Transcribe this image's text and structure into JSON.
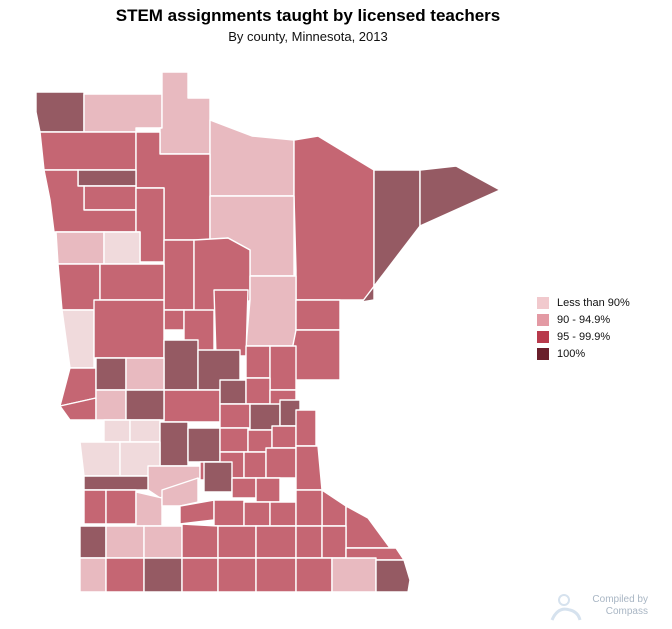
{
  "title": "STEM assignments taught by licensed teachers",
  "subtitle": "By county, Minnesota, 2013",
  "colors": {
    "lt90": "#e8bac0",
    "90_94": "#c56673",
    "95_99": "#a63a4d",
    "100": "#955a63",
    "lightest": "#f0dadc",
    "border": "#ffffff"
  },
  "legend": {
    "items": [
      {
        "label": "Less than 90%",
        "color": "#f1c9cd"
      },
      {
        "label": "90 - 94.9%",
        "color": "#e39aa4"
      },
      {
        "label": "95 - 99.9%",
        "color": "#b83a4c"
      },
      {
        "label": "100%",
        "color": "#6a1f2b"
      }
    ]
  },
  "credit": {
    "line1": "Compiled by",
    "line2": "Compass"
  }
}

OBJECTIVE
Copy the entries above faithfully and omit every image.

RESULT FOR THIS TASK
Transcribe this image's text and structure into JSON.
{
  "title": "STEM assignments taught by licensed teachers",
  "subtitle": "By county, Minnesota, 2013",
  "colors": {
    "lt90": "#e8bac0",
    "90_94": "#c56673",
    "95_99": "#a63a4d",
    "100": "#955a63",
    "lightest": "#f0dadc",
    "border": "#ffffff"
  },
  "legend": {
    "items": [
      {
        "label": "Less than 90%",
        "color": "#f1c9cd"
      },
      {
        "label": "90 - 94.9%",
        "color": "#e39aa4"
      },
      {
        "label": "95 - 99.9%",
        "color": "#b83a4c"
      },
      {
        "label": "100%",
        "color": "#6a1f2b"
      }
    ]
  },
  "credit": {
    "line1": "Compiled by",
    "line2": "Compass"
  }
}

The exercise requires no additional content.